EXERCISE DESCRIPTION → Restate each of the lines given below, word for word.

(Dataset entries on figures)
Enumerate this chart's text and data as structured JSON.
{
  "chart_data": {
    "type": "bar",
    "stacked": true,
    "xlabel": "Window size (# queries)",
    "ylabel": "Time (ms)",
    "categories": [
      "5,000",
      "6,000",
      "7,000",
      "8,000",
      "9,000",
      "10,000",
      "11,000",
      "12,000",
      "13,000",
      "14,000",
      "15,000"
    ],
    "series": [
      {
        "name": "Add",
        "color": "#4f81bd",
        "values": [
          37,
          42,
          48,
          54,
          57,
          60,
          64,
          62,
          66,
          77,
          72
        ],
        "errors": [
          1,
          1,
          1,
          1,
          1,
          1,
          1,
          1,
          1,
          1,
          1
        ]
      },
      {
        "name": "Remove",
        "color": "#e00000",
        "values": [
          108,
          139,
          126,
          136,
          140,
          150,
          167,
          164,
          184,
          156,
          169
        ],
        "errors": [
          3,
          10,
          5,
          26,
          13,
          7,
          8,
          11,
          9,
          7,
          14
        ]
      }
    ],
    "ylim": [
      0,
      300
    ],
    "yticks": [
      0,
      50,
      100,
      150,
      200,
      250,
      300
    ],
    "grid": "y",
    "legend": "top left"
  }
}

FULL OUTPUT →
Enumerate this chart's text and data as structured JSON.
{
  "chart_data": {
    "type": "bar",
    "stacked": true,
    "xlabel": "Window size (# queries)",
    "ylabel": "Time (ms)",
    "categories": [
      "5,000",
      "6,000",
      "7,000",
      "8,000",
      "9,000",
      "10,000",
      "11,000",
      "12,000",
      "13,000",
      "14,000",
      "15,000"
    ],
    "series": [
      {
        "name": "Add",
        "color": "#4f81bd",
        "values": [
          37,
          42,
          48,
          54,
          57,
          60,
          64,
          62,
          66,
          77,
          72
        ],
        "errors": [
          1,
          1,
          1,
          1,
          1,
          1,
          1,
          1,
          1,
          1,
          1
        ]
      },
      {
        "name": "Remove",
        "color": "#e00000",
        "values": [
          108,
          139,
          126,
          136,
          140,
          150,
          167,
          164,
          184,
          156,
          169
        ],
        "errors": [
          3,
          10,
          5,
          26,
          13,
          7,
          8,
          11,
          9,
          7,
          14
        ]
      }
    ],
    "ylim": [
      0,
      300
    ],
    "yticks": [
      0,
      50,
      100,
      150,
      200,
      250,
      300
    ],
    "grid": "y",
    "legend": "top left"
  }
}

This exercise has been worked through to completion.